» INPUT MATERIAL
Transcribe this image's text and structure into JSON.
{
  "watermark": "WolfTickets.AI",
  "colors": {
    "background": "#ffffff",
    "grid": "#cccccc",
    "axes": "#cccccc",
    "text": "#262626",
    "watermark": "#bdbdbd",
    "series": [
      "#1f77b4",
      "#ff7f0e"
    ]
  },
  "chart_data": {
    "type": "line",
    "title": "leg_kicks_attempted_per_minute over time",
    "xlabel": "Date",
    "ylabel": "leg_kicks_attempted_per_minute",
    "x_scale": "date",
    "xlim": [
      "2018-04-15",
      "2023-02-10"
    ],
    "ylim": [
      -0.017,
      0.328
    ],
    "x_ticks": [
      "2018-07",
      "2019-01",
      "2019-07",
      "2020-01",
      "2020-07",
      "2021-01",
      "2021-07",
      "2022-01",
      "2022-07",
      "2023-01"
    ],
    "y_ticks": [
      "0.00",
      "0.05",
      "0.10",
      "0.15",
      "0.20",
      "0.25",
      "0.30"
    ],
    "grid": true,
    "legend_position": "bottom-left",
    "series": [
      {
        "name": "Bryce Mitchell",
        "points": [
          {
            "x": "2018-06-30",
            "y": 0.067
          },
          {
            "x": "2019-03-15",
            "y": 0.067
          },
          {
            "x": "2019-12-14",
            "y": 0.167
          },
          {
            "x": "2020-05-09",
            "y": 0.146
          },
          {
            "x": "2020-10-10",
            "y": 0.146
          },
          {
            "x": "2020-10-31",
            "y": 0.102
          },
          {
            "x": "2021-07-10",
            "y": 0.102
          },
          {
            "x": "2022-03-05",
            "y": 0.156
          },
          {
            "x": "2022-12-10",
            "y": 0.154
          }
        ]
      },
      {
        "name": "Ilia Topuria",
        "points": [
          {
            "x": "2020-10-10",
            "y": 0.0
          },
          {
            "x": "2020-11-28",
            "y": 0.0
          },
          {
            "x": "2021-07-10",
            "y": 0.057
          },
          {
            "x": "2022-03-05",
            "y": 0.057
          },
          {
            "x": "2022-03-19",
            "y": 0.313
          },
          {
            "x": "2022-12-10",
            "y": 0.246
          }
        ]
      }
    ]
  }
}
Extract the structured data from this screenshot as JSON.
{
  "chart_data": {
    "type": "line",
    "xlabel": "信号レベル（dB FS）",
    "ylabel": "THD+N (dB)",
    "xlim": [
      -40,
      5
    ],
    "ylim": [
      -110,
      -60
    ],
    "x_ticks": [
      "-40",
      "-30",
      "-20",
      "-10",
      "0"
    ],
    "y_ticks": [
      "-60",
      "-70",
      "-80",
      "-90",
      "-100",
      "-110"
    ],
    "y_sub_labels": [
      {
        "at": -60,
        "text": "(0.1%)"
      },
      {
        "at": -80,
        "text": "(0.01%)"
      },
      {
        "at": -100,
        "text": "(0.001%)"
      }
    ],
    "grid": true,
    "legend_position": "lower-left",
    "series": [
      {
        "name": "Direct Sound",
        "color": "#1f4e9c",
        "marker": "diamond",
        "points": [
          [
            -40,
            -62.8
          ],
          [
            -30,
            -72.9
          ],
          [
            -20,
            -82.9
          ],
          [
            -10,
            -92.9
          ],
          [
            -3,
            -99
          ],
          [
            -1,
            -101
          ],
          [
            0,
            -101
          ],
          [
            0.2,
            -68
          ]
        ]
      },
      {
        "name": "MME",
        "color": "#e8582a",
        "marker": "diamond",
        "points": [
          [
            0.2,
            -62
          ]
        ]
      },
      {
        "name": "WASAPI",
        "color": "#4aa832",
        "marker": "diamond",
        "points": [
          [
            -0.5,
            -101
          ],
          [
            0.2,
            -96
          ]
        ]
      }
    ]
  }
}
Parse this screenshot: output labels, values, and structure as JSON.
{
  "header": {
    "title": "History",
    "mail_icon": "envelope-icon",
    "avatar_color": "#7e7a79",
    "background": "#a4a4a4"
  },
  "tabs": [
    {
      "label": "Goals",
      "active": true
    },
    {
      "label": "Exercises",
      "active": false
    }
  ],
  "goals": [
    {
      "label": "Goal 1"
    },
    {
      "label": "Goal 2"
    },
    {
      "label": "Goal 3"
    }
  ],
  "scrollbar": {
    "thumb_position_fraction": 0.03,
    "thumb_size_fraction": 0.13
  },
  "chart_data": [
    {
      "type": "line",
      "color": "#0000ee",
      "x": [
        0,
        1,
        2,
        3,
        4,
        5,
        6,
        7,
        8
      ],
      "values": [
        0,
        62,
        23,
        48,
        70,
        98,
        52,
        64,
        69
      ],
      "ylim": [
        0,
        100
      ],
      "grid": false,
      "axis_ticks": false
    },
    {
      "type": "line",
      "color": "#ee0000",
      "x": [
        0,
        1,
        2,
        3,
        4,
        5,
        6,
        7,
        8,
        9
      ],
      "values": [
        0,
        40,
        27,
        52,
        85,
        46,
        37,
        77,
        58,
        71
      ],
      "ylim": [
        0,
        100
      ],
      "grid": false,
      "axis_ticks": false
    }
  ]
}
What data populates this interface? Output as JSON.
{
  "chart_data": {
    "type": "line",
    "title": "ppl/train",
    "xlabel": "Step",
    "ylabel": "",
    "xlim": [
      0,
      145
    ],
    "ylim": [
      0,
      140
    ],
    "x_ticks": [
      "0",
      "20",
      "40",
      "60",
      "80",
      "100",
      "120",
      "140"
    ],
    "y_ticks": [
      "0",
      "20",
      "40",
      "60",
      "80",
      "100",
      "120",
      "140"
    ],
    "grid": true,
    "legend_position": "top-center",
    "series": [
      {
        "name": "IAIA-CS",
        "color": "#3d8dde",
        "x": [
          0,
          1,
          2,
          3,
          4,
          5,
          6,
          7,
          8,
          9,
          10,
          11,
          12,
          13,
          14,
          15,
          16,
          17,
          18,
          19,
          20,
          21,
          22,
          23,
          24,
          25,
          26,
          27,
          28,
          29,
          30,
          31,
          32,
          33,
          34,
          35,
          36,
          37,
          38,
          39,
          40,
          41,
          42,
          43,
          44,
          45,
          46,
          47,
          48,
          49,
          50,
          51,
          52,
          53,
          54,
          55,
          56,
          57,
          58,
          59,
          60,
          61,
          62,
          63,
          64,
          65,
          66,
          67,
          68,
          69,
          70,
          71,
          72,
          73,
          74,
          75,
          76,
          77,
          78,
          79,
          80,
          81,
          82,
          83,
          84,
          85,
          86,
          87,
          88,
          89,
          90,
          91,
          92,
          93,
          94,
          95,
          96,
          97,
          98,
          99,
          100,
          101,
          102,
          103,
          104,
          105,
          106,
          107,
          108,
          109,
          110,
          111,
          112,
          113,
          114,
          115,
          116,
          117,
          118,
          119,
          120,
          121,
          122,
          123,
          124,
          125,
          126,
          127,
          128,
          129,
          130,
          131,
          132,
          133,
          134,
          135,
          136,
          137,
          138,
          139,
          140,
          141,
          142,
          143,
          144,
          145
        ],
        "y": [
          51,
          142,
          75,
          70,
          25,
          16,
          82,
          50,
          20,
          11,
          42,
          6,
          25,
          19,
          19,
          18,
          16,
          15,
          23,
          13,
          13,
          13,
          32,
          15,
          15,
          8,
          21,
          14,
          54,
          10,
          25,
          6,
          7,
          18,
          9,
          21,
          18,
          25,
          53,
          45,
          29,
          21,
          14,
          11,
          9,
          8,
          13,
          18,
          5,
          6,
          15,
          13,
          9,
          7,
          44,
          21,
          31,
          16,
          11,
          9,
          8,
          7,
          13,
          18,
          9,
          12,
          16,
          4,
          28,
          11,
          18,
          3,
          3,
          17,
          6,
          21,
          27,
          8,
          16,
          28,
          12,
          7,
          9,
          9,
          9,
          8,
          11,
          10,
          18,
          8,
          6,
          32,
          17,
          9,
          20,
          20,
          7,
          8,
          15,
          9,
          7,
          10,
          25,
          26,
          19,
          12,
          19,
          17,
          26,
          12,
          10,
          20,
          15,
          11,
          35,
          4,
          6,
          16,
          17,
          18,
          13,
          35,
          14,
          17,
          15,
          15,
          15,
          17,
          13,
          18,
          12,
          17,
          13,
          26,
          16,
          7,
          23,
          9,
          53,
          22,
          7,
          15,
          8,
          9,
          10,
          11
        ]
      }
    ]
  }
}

» WHAT IS REQUIRED
Sift the material for lines with the string "this". Copy each one found.

» RESULT OF THE TASK
Transcribe this image's text and structure into JSON.
Extract the structured data from this screenshot as JSON.
Parse this screenshot: output labels, values, and structure as JSON.
What data populates this interface? Output as JSON.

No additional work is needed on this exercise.